• [What you have to do]: Retype the items word for word, beginning with the first line and continuing through the line that contains "green-sector — [256, 621, 480, 796]".

— start of Exercise material —

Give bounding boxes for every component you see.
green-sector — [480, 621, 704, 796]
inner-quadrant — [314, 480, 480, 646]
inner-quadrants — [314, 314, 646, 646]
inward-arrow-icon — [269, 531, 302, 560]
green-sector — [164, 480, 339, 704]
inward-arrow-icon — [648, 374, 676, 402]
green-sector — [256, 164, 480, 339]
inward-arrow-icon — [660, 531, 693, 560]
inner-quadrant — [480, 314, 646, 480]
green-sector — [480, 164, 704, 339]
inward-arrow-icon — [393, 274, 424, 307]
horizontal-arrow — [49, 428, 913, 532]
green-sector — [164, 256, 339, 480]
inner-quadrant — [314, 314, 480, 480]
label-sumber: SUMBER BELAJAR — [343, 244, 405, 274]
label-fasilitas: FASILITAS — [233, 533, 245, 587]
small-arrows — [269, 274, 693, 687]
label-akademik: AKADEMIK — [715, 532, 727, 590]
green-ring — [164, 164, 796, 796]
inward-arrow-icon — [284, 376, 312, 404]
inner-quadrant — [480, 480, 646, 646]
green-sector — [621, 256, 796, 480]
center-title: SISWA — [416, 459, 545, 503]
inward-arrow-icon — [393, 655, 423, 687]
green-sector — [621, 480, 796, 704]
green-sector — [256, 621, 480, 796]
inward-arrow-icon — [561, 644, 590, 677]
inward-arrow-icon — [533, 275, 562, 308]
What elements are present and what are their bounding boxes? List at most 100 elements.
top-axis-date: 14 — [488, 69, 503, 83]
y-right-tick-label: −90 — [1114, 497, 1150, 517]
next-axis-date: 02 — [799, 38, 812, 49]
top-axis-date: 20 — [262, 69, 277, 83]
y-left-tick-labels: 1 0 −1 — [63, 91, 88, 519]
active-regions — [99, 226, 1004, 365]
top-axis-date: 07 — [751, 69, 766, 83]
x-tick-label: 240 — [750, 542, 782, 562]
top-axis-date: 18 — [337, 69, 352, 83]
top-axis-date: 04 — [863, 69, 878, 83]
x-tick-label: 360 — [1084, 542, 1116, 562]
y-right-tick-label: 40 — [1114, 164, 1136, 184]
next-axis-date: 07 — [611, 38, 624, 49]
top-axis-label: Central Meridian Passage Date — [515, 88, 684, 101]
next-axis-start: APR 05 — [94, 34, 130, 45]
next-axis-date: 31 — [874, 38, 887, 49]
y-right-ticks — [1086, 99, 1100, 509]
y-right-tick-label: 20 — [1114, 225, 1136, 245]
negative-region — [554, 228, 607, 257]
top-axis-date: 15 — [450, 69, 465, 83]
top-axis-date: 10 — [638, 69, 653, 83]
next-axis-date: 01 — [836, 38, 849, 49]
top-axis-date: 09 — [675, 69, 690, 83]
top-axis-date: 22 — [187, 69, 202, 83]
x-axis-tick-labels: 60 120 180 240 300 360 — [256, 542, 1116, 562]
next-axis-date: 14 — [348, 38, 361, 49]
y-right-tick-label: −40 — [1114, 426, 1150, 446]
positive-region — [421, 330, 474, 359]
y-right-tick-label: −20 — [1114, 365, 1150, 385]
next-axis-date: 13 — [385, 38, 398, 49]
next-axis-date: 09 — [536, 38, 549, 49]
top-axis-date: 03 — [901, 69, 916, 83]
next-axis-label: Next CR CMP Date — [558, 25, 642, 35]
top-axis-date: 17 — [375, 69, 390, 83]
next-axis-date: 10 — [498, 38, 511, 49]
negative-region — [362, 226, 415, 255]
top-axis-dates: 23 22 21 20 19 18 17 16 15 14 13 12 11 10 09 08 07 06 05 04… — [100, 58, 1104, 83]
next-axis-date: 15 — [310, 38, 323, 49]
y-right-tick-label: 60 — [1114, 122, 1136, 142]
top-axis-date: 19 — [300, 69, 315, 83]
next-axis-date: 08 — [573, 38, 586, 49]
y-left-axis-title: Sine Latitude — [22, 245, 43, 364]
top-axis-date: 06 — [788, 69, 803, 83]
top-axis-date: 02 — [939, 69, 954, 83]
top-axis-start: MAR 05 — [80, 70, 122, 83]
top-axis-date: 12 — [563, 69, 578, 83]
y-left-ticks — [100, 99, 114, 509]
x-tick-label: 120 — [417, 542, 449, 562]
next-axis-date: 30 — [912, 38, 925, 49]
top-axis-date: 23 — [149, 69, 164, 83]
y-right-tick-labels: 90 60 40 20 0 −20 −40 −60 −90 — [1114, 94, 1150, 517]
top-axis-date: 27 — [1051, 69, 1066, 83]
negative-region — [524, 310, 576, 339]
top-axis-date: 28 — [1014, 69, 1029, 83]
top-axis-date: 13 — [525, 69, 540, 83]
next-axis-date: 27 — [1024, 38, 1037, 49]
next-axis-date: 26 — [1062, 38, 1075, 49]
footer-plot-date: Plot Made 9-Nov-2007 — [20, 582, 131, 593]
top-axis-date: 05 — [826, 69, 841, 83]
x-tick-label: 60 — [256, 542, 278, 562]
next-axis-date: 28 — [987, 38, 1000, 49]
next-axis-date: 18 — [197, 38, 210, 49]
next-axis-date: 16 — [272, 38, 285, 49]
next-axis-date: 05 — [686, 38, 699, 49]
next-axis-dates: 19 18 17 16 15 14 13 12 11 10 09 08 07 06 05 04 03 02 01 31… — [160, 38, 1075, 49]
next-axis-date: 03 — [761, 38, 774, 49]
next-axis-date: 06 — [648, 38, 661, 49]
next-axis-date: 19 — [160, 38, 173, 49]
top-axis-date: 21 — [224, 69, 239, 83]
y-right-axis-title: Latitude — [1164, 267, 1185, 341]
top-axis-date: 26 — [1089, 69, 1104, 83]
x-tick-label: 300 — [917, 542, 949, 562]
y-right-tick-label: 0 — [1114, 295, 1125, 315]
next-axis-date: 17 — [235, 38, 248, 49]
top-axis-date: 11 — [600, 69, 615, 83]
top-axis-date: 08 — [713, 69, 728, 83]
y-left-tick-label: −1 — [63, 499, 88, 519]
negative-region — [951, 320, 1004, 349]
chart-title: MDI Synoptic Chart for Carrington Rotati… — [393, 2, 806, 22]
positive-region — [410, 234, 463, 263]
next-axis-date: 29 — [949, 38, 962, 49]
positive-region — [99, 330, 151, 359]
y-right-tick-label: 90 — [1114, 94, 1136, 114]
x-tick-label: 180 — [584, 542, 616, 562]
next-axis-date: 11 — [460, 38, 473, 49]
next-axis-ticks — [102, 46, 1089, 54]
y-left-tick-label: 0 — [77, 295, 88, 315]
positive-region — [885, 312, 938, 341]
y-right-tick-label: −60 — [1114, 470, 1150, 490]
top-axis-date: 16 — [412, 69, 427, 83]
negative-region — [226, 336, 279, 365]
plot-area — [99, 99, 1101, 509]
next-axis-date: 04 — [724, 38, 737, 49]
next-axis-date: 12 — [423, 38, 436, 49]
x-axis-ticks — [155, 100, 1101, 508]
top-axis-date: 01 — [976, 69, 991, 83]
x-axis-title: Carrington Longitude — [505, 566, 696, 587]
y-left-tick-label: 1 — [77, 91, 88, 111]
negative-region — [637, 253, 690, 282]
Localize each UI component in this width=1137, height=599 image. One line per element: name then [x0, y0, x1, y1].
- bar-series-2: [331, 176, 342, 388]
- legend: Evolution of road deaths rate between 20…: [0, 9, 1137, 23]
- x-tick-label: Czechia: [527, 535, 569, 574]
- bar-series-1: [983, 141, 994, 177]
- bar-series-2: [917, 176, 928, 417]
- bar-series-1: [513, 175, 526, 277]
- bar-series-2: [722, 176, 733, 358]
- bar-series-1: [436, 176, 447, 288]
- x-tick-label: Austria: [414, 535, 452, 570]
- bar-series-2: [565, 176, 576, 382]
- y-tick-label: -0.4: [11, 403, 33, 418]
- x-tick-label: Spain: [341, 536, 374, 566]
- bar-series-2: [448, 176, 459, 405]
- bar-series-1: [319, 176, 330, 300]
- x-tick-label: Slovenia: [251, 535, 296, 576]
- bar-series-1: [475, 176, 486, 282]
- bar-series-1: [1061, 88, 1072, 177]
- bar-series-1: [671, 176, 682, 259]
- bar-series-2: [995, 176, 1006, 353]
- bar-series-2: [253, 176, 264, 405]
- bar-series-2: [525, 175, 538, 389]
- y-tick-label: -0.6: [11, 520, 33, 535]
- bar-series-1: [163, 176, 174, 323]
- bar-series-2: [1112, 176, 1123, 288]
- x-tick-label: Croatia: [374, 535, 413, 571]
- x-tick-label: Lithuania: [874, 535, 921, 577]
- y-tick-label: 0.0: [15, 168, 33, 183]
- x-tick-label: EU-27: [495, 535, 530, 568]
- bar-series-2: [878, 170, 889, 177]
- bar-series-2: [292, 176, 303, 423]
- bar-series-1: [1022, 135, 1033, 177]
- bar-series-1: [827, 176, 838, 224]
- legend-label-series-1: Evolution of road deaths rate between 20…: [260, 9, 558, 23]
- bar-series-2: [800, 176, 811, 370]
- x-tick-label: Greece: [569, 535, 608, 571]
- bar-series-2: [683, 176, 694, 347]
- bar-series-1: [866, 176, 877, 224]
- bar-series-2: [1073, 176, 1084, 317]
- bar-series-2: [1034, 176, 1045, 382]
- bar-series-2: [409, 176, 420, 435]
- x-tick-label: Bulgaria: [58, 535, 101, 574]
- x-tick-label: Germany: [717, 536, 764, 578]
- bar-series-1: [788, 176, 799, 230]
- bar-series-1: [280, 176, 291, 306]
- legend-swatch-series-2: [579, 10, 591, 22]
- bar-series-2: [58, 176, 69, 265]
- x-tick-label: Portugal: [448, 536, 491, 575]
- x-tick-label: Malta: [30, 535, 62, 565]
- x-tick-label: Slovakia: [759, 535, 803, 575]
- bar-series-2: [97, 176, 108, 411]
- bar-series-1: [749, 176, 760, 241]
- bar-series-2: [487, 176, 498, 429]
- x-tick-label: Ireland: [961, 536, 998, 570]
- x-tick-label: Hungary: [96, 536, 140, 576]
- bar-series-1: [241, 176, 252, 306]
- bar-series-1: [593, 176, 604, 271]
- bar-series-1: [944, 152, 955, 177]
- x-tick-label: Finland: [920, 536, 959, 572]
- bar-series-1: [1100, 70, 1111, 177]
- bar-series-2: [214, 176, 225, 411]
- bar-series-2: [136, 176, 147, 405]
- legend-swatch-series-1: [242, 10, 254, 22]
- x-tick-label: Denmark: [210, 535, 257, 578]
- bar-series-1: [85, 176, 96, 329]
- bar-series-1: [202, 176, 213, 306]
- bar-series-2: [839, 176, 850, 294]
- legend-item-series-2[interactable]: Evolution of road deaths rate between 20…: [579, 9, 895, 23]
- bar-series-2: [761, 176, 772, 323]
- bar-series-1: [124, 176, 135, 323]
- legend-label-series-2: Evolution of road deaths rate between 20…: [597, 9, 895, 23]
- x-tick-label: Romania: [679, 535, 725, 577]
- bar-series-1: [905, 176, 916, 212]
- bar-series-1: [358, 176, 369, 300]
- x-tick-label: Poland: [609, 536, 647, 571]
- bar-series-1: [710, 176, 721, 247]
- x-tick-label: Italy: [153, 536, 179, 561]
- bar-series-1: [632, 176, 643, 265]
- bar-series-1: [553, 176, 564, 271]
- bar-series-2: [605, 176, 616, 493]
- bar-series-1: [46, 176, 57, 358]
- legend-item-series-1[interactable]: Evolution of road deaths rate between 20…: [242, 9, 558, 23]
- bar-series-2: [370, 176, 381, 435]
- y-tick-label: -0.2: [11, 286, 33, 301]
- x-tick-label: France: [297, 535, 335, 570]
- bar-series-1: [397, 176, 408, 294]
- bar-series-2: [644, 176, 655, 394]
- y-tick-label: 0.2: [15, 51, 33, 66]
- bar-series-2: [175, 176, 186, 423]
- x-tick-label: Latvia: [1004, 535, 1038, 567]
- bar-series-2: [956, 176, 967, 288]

— end of Exercise material —

• [Reply to the exercise]:
Give bounding boxes for every component you see.
green-sector — [480, 621, 704, 796]
inner-quadrant — [314, 480, 480, 646]
inner-quadrants — [314, 314, 646, 646]
inward-arrow-icon — [269, 531, 302, 560]
green-sector — [164, 480, 339, 704]
inward-arrow-icon — [648, 374, 676, 402]
green-sector — [256, 164, 480, 339]
inward-arrow-icon — [660, 531, 693, 560]
inner-quadrant — [480, 314, 646, 480]
green-sector — [480, 164, 704, 339]
inward-arrow-icon — [393, 274, 424, 307]
horizontal-arrow — [49, 428, 913, 532]
green-sector — [164, 256, 339, 480]
inner-quadrant — [314, 314, 480, 480]
label-sumber: SUMBER BELAJAR — [343, 244, 405, 274]
label-fasilitas: FASILITAS — [233, 533, 245, 587]
small-arrows — [269, 274, 693, 687]
label-akademik: AKADEMIK — [715, 532, 727, 590]
green-ring — [164, 164, 796, 796]
inward-arrow-icon — [284, 376, 312, 404]
inner-quadrant — [480, 480, 646, 646]
green-sector — [621, 256, 796, 480]
center-title: SISWA — [416, 459, 545, 503]
inward-arrow-icon — [393, 655, 423, 687]
green-sector — [621, 480, 796, 704]
green-sector — [256, 621, 480, 796]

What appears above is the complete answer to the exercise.